YOUR INSTRUCTIONS:
Reproduce word for word the lines of the material from the line containing "UI element localization: list" to the line containing "table2-cell: 180*220cm [226,977,338,999]", including both of those lines.

ENTRIES PROVIDED:

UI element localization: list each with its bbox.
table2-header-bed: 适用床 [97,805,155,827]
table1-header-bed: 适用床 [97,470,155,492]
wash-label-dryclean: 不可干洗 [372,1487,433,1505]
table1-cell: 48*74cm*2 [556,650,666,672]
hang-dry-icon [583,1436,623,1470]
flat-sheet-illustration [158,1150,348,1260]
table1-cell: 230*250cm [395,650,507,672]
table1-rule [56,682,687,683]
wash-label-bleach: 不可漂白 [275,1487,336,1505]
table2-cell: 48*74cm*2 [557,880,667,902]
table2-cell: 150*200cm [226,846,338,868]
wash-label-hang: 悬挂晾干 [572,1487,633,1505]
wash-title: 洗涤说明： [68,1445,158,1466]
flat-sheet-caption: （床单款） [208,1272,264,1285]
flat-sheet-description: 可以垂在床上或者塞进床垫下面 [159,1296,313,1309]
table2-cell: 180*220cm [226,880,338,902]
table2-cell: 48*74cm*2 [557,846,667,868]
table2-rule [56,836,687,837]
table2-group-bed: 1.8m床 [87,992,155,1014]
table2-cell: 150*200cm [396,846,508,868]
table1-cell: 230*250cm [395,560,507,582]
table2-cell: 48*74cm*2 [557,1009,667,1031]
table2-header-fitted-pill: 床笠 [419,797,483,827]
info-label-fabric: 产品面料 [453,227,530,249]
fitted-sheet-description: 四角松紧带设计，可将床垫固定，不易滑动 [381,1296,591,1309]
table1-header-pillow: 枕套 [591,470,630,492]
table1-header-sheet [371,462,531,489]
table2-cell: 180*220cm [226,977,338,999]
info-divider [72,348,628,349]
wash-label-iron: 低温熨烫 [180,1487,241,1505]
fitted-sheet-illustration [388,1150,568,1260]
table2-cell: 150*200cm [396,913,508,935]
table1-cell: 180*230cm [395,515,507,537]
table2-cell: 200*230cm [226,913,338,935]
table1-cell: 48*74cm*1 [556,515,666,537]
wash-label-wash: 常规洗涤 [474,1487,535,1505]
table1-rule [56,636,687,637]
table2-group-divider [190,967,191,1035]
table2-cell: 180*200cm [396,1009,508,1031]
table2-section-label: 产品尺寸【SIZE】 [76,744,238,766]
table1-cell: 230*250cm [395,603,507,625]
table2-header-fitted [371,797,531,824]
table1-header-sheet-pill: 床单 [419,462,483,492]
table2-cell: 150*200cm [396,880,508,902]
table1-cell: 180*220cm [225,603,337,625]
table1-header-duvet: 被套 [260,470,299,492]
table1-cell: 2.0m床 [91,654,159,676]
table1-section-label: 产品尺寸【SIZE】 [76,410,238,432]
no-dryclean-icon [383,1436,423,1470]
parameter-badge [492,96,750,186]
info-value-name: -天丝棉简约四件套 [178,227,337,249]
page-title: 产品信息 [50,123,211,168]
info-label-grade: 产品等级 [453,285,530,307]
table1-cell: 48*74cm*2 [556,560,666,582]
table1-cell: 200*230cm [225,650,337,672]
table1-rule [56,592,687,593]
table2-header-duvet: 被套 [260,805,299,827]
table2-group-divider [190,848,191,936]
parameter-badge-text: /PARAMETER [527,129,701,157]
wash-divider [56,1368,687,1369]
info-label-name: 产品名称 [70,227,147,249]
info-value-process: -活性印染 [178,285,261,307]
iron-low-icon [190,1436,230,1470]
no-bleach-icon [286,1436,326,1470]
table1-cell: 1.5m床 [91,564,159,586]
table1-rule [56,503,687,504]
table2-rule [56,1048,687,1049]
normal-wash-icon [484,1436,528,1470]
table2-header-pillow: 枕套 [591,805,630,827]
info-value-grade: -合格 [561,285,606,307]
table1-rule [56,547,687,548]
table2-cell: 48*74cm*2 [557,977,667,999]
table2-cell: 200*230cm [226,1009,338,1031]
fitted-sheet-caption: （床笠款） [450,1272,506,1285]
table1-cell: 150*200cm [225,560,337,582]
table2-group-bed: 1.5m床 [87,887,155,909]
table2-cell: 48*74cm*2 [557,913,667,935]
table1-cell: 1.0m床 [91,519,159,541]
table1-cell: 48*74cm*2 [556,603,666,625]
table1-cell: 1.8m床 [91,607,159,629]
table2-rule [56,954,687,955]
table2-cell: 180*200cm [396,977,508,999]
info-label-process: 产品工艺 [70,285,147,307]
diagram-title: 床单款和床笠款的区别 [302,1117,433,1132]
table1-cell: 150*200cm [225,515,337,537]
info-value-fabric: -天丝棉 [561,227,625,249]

---

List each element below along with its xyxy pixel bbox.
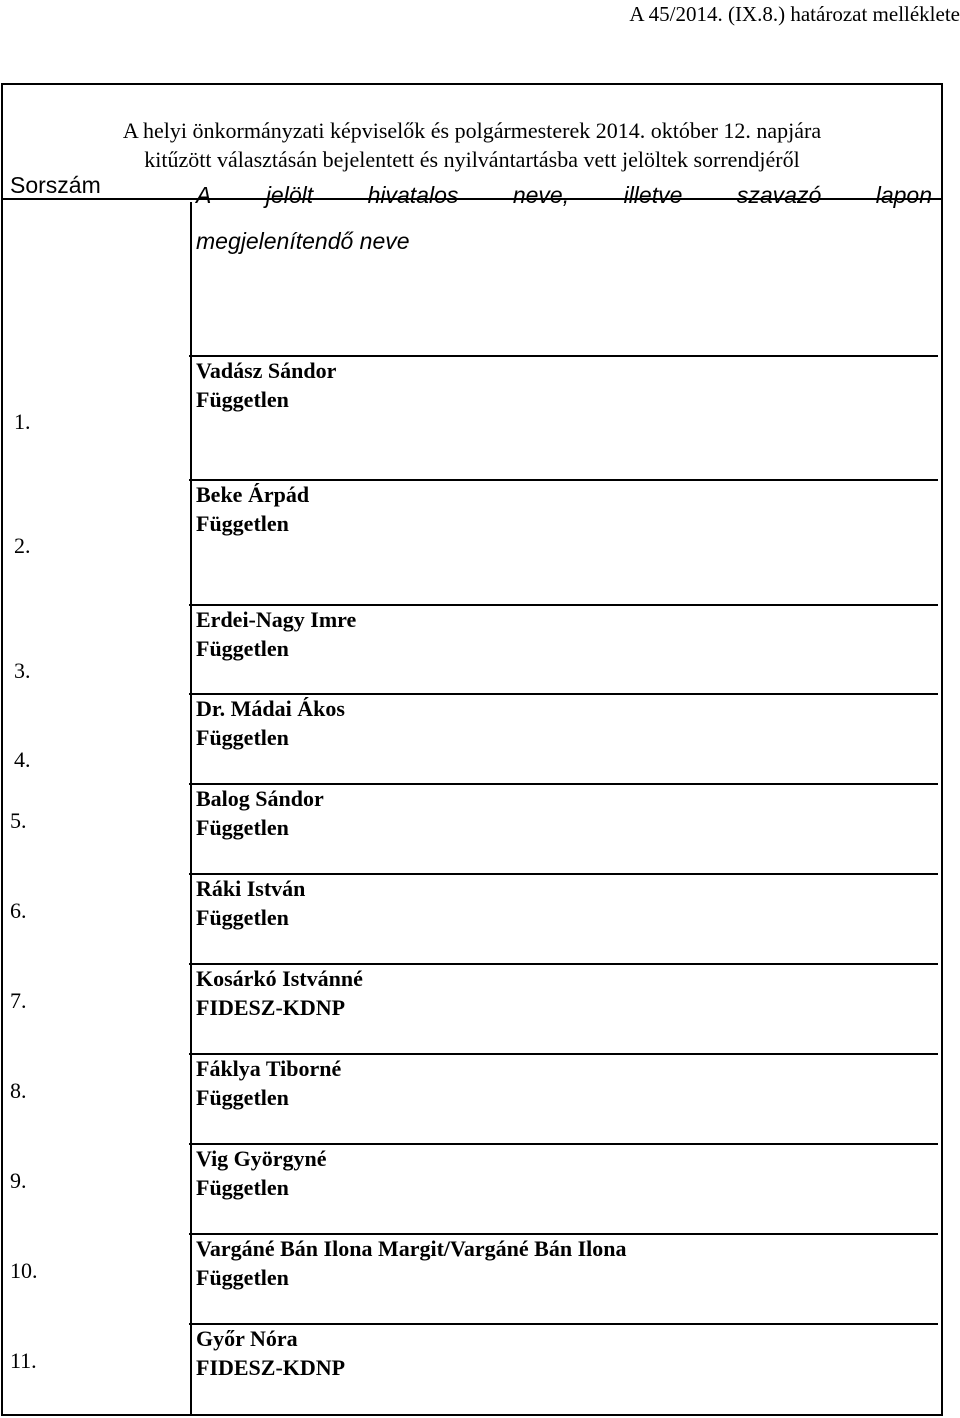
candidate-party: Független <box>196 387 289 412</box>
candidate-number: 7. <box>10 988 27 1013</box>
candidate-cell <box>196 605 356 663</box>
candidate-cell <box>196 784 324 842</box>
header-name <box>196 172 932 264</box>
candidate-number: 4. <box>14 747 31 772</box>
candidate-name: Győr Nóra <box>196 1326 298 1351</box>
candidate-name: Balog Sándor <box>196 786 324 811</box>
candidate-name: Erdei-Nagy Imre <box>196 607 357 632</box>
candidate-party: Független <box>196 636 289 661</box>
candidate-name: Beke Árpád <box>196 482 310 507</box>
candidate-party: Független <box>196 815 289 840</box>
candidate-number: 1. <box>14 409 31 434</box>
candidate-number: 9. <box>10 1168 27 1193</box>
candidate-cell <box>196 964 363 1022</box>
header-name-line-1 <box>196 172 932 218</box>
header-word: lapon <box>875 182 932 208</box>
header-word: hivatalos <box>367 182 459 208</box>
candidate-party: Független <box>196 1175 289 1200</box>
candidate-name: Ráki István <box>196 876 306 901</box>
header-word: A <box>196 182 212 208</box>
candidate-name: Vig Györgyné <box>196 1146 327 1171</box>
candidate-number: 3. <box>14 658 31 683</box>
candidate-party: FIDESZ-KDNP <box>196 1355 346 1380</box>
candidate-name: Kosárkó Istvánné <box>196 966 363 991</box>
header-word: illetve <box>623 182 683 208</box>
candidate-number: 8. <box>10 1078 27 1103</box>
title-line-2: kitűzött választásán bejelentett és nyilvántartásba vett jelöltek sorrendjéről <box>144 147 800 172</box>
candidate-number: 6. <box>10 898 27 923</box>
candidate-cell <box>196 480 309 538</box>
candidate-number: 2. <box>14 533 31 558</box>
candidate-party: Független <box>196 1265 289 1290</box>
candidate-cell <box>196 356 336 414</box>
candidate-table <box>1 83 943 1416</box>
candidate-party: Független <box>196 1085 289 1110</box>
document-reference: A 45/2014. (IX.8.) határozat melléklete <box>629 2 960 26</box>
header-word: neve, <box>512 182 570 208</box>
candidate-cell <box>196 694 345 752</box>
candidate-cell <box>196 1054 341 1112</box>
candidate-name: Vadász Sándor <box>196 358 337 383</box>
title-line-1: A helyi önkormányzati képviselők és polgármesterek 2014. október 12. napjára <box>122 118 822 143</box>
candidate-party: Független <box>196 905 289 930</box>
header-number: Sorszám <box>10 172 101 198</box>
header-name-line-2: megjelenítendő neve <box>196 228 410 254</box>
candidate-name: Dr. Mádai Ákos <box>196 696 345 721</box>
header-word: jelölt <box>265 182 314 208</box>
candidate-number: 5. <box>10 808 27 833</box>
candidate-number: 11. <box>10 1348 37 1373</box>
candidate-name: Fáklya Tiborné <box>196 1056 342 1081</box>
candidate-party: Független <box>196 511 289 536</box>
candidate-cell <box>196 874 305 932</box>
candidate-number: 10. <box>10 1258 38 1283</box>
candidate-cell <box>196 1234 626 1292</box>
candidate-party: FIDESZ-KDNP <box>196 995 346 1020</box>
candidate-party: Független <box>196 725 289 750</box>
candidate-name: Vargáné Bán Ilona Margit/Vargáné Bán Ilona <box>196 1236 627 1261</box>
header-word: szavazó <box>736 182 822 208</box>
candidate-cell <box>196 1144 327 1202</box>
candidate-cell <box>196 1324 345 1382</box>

THE SOLUTION:
UI element localization: list each with its bbox.
table2-header-bed: 适用床 [97,805,155,827]
table1-header-bed: 适用床 [97,470,155,492]
wash-label-dryclean: 不可干洗 [372,1487,433,1505]
table1-cell: 48*74cm*2 [556,650,666,672]
hang-dry-icon [583,1436,623,1470]
flat-sheet-illustration [158,1150,348,1260]
table1-cell: 230*250cm [395,650,507,672]
table1-rule [56,682,687,683]
wash-label-bleach: 不可漂白 [275,1487,336,1505]
table2-cell: 48*74cm*2 [557,880,667,902]
table2-cell: 150*200cm [226,846,338,868]
wash-label-hang: 悬挂晾干 [572,1487,633,1505]
wash-title: 洗涤说明： [68,1445,158,1466]
flat-sheet-caption: （床单款） [208,1272,264,1285]
flat-sheet-description: 可以垂在床上或者塞进床垫下面 [159,1296,313,1309]
table2-cell: 180*220cm [226,880,338,902]
table2-cell: 48*74cm*2 [557,846,667,868]
table2-rule [56,836,687,837]
table2-group-bed: 1.8m床 [87,992,155,1014]
table2-cell: 150*200cm [396,846,508,868]
table1-cell: 230*250cm [395,560,507,582]
table2-cell: 48*74cm*2 [557,1009,667,1031]
table2-header-fitted-pill: 床笠 [419,797,483,827]
info-label-fabric: 产品面料 [453,227,530,249]
fitted-sheet-description: 四角松紧带设计，可将床垫固定，不易滑动 [381,1296,591,1309]
table1-header-pillow: 枕套 [591,470,630,492]
table1-header-sheet [371,462,531,489]
table2-cell: 180*220cm [226,977,338,999]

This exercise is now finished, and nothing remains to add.